►
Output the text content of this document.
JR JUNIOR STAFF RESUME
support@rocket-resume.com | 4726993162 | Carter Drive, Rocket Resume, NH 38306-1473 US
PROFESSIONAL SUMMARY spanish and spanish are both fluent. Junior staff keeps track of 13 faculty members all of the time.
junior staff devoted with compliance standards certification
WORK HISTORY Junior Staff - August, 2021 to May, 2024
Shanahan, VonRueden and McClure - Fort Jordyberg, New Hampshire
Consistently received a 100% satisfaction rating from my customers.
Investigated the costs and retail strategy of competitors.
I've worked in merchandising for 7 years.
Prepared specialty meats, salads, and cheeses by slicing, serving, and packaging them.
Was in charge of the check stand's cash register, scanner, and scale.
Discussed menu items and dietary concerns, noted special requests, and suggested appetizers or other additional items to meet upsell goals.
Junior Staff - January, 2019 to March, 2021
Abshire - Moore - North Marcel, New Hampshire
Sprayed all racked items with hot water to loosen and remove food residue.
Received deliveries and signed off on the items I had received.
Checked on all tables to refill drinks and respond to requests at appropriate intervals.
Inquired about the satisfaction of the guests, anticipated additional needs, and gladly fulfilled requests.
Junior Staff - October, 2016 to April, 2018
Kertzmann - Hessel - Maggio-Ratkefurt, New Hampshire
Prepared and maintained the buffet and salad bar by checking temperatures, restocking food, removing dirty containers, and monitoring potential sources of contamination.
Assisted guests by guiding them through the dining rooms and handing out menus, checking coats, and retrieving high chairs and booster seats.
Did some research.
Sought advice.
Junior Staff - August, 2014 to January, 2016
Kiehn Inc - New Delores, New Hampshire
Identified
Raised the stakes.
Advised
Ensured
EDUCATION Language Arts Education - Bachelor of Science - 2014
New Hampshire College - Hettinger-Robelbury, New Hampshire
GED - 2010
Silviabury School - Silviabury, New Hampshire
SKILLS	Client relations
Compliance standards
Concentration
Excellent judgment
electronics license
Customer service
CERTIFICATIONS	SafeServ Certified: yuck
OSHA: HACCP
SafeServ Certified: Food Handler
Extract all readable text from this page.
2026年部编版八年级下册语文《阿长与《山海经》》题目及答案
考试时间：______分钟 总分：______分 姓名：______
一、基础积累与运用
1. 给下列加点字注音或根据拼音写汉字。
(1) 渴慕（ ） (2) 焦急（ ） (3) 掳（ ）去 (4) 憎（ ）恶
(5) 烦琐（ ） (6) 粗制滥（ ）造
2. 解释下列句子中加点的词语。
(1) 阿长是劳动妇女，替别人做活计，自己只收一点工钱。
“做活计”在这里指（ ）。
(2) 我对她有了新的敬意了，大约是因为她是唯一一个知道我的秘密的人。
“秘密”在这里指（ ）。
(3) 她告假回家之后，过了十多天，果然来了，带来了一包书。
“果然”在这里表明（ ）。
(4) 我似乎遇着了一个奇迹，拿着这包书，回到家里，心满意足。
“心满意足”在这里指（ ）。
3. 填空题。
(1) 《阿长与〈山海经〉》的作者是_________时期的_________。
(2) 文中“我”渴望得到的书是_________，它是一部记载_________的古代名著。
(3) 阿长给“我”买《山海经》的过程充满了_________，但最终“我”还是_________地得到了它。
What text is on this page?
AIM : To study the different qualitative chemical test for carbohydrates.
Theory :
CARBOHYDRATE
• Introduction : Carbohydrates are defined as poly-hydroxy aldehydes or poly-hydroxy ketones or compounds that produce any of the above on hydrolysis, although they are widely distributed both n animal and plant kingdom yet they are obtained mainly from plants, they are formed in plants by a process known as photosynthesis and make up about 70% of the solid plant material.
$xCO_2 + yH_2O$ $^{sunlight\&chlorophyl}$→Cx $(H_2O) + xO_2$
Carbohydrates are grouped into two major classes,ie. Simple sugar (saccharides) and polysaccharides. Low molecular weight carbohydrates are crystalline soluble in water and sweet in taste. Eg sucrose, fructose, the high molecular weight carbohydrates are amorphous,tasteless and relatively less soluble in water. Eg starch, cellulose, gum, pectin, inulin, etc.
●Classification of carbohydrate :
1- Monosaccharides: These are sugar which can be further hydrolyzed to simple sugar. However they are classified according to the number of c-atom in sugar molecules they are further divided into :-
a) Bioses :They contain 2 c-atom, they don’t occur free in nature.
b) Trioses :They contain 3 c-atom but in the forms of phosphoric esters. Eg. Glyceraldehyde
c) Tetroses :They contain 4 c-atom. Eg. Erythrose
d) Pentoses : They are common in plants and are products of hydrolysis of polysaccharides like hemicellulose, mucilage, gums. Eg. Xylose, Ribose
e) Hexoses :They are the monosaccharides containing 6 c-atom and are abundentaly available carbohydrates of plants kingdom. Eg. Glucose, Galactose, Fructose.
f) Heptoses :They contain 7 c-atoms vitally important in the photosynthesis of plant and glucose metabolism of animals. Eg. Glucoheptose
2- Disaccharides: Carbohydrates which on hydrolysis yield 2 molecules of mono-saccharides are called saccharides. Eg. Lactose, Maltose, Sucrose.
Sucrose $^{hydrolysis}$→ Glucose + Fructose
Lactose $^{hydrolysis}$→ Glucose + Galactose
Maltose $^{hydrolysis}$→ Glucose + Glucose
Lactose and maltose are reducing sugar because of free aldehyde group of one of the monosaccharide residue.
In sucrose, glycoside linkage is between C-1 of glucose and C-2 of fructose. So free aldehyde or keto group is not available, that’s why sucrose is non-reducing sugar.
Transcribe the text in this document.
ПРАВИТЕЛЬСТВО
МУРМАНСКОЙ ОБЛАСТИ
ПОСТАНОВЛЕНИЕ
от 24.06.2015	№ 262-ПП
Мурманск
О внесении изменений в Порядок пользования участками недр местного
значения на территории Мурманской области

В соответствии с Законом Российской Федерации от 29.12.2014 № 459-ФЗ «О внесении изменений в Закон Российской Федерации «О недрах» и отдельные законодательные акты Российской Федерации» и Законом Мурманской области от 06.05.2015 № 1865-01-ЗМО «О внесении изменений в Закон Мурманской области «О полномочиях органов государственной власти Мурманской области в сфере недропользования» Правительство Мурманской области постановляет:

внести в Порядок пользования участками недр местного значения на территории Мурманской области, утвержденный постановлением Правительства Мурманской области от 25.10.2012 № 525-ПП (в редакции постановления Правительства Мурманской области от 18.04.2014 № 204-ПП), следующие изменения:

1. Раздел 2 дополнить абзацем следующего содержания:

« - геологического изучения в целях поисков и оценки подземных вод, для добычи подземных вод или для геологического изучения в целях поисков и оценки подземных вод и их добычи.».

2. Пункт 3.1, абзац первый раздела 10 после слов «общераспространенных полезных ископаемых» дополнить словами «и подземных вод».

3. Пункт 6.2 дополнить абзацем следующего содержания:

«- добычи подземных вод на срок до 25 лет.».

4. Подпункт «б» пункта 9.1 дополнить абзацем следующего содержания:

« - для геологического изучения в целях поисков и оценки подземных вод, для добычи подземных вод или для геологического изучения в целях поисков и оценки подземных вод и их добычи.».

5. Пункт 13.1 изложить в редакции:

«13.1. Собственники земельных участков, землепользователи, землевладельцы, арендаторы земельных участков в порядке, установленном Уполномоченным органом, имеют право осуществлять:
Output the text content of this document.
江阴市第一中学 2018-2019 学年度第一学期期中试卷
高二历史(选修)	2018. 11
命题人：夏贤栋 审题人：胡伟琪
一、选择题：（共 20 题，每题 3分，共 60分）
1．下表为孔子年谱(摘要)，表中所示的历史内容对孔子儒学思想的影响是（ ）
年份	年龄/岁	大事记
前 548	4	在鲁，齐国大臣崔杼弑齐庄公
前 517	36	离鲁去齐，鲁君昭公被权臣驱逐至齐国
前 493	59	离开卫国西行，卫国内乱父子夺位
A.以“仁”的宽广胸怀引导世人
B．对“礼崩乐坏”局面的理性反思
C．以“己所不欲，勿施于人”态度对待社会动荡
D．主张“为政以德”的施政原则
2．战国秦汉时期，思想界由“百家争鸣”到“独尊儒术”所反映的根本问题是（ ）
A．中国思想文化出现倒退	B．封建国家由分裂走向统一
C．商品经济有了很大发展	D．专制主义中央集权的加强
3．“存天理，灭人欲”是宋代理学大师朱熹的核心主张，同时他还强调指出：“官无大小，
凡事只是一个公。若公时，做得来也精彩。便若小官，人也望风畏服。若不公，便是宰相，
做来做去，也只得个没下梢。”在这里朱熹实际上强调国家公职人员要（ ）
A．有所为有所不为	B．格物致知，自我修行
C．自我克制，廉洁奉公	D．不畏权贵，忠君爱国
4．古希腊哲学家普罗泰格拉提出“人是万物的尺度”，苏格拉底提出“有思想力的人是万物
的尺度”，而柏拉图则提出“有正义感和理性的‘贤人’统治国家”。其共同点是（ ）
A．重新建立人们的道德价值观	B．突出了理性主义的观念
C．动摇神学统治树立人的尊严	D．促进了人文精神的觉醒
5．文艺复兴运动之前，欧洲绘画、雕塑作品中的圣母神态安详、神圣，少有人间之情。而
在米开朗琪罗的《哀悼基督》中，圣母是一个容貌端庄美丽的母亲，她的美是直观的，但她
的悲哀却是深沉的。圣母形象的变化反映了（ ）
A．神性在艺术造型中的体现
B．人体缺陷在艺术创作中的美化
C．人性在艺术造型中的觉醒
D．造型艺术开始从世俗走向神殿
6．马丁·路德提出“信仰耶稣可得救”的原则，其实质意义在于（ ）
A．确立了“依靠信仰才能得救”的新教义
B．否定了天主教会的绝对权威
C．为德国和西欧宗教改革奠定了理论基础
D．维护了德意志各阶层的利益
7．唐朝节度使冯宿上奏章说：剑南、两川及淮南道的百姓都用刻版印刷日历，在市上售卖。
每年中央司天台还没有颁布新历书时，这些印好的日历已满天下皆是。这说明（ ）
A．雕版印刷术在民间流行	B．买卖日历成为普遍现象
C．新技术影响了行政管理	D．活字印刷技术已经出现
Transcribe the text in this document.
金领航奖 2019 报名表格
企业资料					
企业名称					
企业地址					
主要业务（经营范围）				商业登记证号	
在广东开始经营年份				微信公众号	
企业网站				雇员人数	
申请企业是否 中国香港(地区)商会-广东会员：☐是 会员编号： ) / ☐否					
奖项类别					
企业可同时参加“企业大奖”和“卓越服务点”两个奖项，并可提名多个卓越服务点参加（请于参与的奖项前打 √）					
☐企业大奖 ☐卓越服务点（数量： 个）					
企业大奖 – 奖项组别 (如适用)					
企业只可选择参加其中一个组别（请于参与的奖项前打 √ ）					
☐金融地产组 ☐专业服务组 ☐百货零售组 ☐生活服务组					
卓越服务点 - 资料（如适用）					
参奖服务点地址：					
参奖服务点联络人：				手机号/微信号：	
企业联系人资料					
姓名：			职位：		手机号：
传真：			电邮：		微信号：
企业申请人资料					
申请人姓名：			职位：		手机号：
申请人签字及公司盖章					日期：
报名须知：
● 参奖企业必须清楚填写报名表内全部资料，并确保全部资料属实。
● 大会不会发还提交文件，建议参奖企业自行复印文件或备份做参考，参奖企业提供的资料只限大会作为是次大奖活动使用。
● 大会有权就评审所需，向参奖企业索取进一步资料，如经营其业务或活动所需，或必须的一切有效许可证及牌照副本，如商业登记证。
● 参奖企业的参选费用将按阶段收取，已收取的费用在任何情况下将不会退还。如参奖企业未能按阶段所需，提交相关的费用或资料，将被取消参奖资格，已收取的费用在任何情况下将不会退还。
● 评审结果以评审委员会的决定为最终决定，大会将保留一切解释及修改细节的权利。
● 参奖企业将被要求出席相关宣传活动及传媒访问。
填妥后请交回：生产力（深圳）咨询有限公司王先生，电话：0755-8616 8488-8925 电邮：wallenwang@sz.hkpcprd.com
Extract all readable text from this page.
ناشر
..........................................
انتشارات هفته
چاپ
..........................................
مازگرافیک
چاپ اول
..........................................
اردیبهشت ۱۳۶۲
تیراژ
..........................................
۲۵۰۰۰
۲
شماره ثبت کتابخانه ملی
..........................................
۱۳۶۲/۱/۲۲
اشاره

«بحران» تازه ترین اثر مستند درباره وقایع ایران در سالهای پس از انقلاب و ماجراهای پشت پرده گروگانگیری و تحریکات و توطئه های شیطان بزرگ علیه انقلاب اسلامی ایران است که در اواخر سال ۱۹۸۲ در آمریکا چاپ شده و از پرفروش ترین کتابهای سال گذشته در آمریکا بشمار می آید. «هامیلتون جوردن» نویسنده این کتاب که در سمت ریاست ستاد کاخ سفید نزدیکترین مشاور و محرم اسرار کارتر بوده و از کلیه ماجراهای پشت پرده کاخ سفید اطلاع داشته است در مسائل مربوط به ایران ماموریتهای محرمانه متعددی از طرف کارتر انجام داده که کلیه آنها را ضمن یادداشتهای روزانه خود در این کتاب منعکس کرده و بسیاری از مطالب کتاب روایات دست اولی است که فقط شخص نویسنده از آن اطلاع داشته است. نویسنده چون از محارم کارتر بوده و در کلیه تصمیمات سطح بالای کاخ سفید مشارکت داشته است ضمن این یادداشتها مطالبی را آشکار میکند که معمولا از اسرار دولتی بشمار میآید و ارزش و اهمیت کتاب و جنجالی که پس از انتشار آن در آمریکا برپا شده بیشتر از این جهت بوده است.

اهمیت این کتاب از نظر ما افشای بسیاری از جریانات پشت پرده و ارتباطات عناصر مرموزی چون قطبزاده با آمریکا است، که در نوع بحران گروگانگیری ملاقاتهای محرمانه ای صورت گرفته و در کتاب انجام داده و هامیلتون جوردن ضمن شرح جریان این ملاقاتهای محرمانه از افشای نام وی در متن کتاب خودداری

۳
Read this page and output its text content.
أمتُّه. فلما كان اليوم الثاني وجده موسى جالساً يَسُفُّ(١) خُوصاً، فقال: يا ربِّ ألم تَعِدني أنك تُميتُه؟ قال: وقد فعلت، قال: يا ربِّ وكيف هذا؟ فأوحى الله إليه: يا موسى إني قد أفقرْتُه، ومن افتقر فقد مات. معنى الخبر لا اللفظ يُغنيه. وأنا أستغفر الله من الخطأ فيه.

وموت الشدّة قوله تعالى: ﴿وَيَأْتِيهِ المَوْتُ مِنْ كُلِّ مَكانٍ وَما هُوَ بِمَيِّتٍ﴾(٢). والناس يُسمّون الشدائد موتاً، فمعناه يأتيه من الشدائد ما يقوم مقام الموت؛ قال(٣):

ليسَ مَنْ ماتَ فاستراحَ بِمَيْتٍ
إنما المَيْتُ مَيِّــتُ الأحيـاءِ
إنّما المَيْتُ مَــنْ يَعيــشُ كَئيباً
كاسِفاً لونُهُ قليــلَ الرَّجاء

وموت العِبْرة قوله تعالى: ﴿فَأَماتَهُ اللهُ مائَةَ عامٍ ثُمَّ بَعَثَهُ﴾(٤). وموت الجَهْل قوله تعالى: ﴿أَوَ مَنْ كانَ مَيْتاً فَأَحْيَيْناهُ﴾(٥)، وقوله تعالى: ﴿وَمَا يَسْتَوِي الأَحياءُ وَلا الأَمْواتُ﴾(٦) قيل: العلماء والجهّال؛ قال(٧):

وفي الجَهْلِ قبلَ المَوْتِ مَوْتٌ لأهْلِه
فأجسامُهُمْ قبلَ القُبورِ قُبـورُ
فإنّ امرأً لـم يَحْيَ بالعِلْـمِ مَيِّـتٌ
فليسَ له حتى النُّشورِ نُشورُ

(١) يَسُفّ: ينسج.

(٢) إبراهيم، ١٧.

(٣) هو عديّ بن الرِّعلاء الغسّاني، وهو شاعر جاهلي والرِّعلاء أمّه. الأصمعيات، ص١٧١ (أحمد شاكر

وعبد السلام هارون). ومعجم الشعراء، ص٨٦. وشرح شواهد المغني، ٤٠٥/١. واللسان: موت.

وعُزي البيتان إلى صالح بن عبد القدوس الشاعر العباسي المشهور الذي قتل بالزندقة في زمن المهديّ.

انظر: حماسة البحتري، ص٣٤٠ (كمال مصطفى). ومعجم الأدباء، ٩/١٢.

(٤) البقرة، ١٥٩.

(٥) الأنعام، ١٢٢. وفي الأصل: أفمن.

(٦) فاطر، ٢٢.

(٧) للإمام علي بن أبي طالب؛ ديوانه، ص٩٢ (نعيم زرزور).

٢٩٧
◄
- [Your objective]:
Gather all the lines that include the word "reducing" and copy them out.

- [Solution to this exercise]:
Lactose and maltose are reducing sugar because of free aldehyde group of one of the monosaccharide residue.
In sucrose, glycoside linkage is between C-1 of glucose and C-2 of fructose. So free aldehyde or keto group is not available, that’s why sucrose is non-reducing sugar.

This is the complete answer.